TASK BRIEF:
Every line that holds the string "不提科目要求" is to be identified and copied.

[Start DATASET RECORDS]

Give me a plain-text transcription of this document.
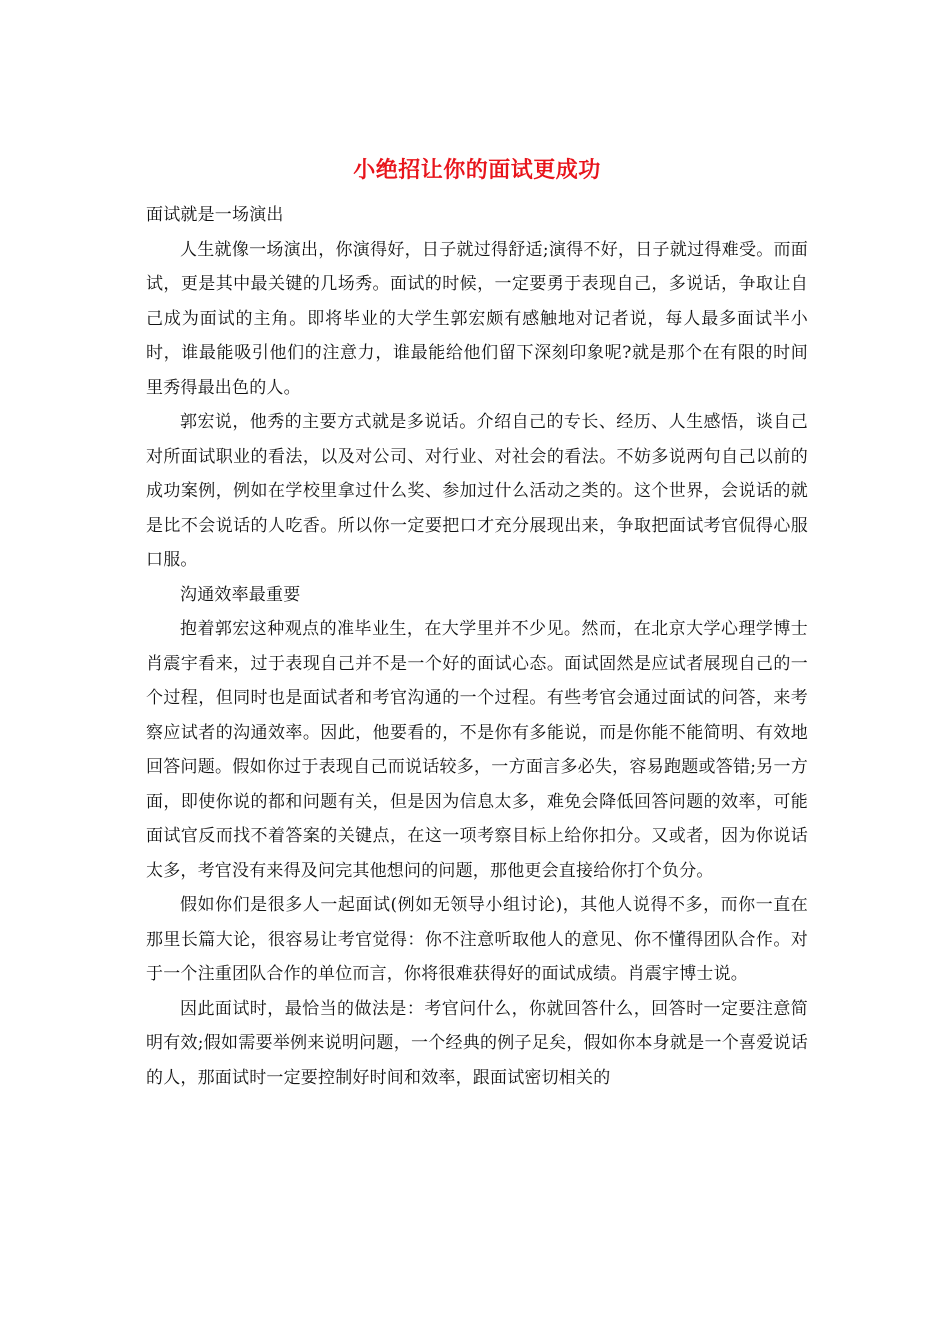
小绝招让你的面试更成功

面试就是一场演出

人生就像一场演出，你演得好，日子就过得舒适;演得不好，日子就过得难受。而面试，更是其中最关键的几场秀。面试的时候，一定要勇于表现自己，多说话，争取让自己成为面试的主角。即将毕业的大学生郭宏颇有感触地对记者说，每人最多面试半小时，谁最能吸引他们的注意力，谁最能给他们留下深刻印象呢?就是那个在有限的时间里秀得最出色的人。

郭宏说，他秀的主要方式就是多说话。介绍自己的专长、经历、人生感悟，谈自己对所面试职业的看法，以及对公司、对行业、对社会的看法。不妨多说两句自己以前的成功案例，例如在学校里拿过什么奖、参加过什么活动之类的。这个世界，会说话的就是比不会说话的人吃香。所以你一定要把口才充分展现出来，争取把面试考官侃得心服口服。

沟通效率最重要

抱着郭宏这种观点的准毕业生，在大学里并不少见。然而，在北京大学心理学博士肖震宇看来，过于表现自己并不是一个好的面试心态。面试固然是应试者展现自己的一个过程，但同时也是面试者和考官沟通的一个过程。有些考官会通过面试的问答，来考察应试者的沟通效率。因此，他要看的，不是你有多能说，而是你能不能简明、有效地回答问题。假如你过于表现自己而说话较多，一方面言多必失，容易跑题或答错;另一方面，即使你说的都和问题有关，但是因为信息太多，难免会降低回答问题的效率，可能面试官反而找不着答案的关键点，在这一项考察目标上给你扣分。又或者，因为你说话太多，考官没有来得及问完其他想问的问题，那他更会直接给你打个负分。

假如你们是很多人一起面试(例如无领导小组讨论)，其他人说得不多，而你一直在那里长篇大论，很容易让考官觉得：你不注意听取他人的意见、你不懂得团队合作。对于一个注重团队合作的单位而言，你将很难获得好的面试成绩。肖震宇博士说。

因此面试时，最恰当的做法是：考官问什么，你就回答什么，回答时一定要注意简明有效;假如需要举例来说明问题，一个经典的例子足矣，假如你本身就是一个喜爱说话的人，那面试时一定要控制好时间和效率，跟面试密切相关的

[End DATASET RECORDS]
[Start DATASET RECORDS]

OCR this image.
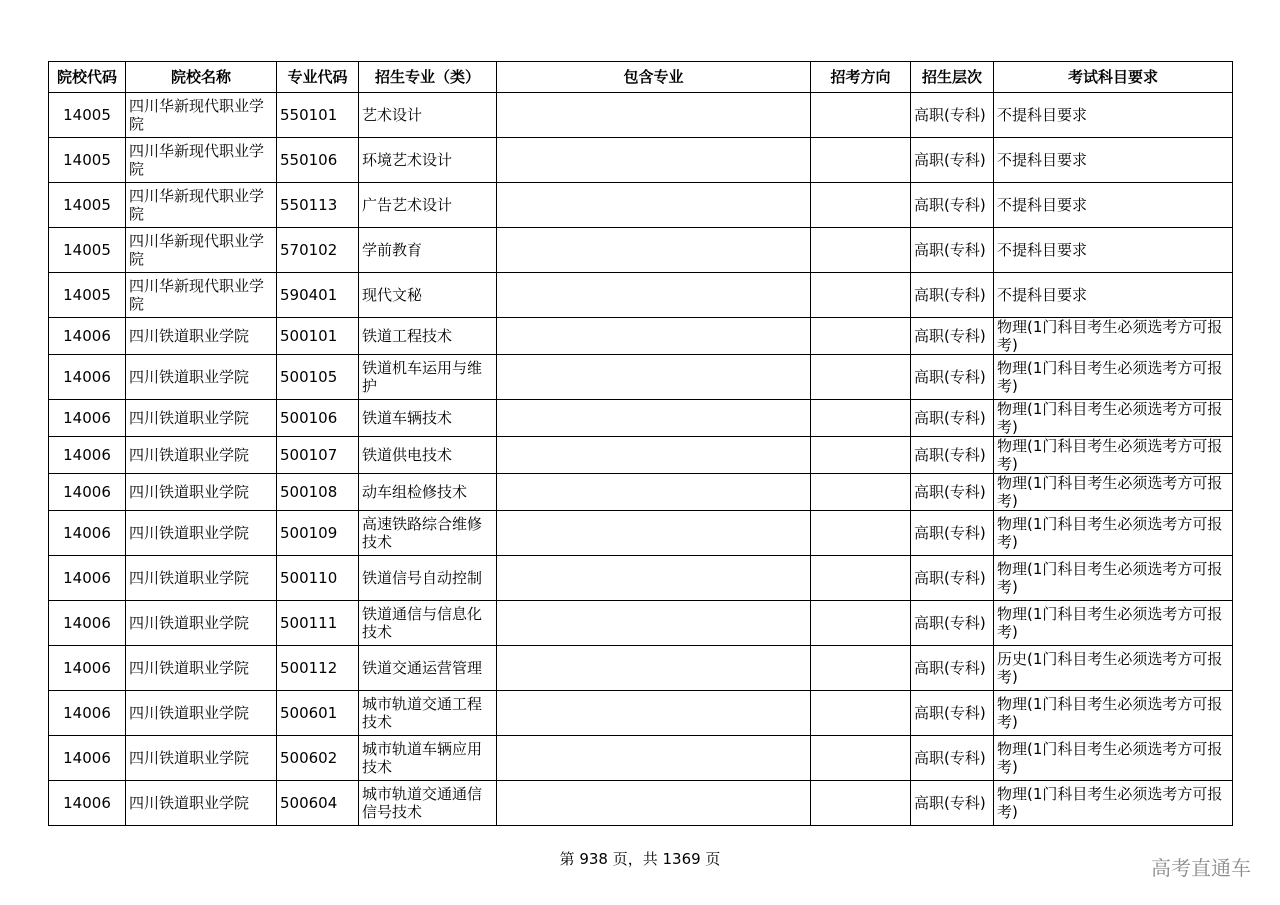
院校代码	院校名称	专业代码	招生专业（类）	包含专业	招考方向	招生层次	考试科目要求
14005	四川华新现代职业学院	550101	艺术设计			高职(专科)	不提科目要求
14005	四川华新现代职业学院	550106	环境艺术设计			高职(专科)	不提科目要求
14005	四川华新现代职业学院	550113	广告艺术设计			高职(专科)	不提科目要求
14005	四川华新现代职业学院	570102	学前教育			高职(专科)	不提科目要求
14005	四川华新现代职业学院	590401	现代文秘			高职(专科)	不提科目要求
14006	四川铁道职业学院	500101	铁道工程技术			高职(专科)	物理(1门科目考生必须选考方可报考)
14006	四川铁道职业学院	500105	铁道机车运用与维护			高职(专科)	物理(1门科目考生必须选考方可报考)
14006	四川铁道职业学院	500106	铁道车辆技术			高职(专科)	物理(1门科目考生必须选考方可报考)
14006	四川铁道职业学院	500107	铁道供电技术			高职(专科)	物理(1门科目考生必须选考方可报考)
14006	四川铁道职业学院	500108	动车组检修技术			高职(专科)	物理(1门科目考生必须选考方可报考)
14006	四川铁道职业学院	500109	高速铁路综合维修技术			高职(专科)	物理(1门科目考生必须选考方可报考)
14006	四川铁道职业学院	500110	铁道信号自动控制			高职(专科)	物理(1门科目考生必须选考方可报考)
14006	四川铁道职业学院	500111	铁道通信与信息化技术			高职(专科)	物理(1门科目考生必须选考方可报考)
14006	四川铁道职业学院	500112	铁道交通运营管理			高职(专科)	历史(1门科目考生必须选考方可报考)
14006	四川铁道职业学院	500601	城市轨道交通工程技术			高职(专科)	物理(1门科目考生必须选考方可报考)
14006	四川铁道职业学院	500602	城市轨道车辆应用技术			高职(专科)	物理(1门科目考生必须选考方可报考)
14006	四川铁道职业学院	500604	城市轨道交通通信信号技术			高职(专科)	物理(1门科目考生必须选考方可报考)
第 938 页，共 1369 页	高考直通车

[End DATASET RECORDS]

WORKED ANSWER:
14005	四川华新现代职业学院	550101	艺术设计			高职(专科)	不提科目要求
14005	四川华新现代职业学院	550106	环境艺术设计			高职(专科)	不提科目要求
14005	四川华新现代职业学院	550113	广告艺术设计			高职(专科)	不提科目要求
14005	四川华新现代职业学院	570102	学前教育			高职(专科)	不提科目要求
14005	四川华新现代职业学院	590401	现代文秘			高职(专科)	不提科目要求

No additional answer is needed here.